Requirements: Across the listing below, count the lines that mention the string "xlabel". Reply with the figure only.

[Figure collection entries]
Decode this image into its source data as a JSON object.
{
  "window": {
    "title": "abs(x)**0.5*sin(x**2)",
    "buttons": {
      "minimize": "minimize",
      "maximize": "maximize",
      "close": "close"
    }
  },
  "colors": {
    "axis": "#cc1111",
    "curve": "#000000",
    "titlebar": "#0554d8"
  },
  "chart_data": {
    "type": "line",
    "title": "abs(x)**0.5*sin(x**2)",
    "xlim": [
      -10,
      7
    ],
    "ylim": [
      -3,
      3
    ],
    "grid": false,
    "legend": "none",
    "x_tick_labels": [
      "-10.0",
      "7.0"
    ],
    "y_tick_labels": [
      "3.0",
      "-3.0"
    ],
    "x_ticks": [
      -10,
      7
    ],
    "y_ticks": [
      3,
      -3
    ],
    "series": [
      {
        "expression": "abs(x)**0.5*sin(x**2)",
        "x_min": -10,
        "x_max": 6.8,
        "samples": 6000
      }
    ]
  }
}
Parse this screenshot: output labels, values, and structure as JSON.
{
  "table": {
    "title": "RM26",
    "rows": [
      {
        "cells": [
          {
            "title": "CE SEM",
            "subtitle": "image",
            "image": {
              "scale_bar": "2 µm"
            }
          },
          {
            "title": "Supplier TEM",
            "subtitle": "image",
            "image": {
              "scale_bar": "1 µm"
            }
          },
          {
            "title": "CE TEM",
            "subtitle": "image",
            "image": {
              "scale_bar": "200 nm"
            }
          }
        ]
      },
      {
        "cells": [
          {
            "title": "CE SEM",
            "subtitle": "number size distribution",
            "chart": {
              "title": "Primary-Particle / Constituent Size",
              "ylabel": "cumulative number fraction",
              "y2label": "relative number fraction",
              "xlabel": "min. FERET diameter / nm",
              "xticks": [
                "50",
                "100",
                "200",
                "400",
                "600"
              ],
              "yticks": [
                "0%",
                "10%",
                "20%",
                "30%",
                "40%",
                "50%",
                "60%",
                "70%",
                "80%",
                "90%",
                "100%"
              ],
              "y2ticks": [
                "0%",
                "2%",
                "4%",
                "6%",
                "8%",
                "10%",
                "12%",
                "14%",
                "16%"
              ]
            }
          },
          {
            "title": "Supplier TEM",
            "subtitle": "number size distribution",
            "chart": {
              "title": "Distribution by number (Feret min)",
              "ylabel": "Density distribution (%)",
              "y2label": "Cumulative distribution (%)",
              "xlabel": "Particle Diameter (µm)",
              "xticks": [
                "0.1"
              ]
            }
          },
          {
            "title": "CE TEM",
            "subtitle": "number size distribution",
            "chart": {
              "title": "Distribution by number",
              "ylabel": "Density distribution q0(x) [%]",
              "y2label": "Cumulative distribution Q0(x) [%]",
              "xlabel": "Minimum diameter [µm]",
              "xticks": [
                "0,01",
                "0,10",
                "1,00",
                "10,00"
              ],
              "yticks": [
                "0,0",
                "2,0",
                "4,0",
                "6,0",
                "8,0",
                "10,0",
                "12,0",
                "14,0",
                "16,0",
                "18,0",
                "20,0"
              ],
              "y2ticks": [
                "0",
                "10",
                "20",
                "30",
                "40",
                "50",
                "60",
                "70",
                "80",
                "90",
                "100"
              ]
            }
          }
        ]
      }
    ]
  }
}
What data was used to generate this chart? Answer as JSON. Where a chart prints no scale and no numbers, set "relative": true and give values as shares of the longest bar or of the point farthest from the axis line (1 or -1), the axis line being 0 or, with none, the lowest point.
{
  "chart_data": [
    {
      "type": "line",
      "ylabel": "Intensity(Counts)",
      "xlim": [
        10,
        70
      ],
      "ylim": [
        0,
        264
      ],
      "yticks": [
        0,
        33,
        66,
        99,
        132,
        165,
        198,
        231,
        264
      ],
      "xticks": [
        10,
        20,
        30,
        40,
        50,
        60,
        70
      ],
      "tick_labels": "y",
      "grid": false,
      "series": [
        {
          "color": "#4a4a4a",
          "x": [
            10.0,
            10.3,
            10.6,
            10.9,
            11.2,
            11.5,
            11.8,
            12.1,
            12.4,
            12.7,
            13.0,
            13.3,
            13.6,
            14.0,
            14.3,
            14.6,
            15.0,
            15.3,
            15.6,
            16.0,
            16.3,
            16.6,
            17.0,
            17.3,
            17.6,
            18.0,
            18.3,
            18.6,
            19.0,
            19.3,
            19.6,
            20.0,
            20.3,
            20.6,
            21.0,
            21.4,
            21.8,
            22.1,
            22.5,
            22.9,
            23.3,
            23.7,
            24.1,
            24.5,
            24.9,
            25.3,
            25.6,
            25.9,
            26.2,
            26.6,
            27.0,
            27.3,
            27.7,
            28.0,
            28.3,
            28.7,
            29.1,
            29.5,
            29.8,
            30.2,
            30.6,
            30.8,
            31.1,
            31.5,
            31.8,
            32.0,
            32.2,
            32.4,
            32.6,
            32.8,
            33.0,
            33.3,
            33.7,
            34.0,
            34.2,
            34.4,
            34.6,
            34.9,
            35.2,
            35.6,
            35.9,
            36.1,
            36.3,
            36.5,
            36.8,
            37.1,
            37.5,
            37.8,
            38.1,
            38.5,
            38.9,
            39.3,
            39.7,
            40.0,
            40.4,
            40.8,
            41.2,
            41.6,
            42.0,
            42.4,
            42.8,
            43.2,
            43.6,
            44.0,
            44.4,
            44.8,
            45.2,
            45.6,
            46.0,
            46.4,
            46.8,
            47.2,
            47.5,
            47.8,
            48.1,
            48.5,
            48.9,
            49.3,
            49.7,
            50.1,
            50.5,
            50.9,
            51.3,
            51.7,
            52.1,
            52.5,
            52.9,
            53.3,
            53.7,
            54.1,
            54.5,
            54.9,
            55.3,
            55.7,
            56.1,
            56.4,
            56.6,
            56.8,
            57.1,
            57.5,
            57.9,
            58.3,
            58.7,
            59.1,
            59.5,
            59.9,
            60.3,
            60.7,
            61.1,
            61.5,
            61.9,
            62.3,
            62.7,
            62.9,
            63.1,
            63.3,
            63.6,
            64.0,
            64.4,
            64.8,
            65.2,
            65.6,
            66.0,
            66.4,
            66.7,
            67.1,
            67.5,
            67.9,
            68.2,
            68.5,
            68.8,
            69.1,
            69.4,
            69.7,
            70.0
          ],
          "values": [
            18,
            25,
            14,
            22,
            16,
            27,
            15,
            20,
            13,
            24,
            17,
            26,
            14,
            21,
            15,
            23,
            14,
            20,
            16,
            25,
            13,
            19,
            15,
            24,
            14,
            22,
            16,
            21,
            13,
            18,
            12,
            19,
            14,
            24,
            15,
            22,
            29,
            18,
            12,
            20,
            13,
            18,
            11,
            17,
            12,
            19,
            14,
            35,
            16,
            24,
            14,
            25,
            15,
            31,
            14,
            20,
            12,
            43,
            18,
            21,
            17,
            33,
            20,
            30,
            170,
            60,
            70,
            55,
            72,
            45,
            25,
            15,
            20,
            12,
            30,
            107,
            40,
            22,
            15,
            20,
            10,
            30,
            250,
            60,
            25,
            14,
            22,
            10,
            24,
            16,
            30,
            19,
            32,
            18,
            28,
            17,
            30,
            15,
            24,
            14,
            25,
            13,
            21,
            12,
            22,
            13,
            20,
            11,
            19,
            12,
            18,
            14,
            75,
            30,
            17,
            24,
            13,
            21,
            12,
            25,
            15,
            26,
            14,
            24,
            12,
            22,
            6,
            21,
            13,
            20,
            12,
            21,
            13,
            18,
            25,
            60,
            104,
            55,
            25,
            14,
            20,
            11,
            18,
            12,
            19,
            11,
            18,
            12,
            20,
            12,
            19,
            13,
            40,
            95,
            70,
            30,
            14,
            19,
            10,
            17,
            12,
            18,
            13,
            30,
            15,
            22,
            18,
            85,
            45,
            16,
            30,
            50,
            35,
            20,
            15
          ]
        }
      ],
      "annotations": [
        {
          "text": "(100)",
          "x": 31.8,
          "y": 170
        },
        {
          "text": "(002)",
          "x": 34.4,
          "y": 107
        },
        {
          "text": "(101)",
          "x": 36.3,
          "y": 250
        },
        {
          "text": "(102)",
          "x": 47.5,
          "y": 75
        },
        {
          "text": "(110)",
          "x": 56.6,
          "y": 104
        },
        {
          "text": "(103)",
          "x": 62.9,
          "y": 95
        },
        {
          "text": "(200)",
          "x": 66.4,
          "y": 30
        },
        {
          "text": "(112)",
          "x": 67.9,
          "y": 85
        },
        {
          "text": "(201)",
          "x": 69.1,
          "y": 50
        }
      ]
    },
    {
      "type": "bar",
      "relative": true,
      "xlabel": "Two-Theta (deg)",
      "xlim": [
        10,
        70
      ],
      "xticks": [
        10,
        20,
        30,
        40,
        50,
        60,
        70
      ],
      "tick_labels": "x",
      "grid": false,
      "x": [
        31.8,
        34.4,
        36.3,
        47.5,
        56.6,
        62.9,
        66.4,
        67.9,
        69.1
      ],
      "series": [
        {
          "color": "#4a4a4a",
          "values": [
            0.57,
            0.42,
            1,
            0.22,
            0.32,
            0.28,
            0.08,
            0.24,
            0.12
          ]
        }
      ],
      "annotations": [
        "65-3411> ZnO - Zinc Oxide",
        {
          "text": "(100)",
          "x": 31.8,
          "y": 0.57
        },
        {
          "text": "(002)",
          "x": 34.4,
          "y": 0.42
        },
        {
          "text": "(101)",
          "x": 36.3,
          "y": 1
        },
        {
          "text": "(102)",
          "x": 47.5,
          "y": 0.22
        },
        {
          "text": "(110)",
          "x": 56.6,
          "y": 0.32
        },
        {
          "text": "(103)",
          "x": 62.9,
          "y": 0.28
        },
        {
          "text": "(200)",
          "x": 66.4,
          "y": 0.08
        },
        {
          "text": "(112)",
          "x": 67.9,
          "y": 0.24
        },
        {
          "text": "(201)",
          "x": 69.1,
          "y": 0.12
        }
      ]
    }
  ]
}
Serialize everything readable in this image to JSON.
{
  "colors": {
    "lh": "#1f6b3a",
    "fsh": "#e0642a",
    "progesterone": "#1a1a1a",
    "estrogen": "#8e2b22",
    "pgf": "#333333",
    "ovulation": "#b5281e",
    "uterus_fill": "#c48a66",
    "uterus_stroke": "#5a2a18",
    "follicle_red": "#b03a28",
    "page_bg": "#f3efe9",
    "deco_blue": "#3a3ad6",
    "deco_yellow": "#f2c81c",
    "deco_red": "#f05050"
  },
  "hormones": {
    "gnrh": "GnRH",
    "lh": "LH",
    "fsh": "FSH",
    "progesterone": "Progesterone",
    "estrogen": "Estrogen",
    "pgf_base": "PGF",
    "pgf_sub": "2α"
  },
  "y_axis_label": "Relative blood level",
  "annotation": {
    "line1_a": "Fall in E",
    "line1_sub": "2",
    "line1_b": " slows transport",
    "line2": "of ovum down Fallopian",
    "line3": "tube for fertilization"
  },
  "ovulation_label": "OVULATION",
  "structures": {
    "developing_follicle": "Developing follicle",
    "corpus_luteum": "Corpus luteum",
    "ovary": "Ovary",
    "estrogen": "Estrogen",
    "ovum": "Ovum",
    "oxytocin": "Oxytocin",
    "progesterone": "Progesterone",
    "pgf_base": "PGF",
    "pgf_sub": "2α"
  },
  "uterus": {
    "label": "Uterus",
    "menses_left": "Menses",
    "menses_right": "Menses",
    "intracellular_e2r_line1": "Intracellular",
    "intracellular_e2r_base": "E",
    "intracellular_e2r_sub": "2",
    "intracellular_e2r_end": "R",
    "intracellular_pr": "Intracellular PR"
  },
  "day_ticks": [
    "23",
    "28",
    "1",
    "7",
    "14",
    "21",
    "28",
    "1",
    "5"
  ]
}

Response for this exercise: 4